CHALLENGE → Copy the records word for word, from the first line through the line that contains "128, 488, 130]".
-------- INFORMATION GIVEN
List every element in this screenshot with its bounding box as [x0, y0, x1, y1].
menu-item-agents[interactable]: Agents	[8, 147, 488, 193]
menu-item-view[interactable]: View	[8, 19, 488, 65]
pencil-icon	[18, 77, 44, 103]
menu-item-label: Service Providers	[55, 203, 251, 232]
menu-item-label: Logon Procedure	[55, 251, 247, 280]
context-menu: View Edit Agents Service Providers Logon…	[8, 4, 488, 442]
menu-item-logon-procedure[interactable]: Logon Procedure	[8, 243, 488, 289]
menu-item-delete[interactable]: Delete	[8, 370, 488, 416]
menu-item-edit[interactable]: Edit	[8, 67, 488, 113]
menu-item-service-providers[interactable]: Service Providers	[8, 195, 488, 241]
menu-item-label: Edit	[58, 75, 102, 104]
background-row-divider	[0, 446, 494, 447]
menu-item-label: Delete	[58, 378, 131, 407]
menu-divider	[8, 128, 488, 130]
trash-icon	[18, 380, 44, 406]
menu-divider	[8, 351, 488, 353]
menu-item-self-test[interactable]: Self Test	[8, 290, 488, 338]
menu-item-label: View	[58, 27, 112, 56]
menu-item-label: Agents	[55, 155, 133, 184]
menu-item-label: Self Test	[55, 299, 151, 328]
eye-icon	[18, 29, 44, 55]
----------------
FINAL RESULT →
List every element in this screenshot with its bounding box as [x0, y0, x1, y1].
menu-item-agents[interactable]: Agents	[8, 147, 488, 193]
menu-item-view[interactable]: View	[8, 19, 488, 65]
pencil-icon	[18, 77, 44, 103]
menu-item-label: Service Providers	[55, 203, 251, 232]
menu-item-label: Logon Procedure	[55, 251, 247, 280]
context-menu: View Edit Agents Service Providers Logon…	[8, 4, 488, 442]
menu-item-logon-procedure[interactable]: Logon Procedure	[8, 243, 488, 289]
menu-item-delete[interactable]: Delete	[8, 370, 488, 416]
menu-item-edit[interactable]: Edit	[8, 67, 488, 113]
menu-item-service-providers[interactable]: Service Providers	[8, 195, 488, 241]
menu-item-label: Edit	[58, 75, 102, 104]
background-row-divider	[0, 446, 494, 447]
menu-item-label: Delete	[58, 378, 131, 407]
menu-divider	[8, 128, 488, 130]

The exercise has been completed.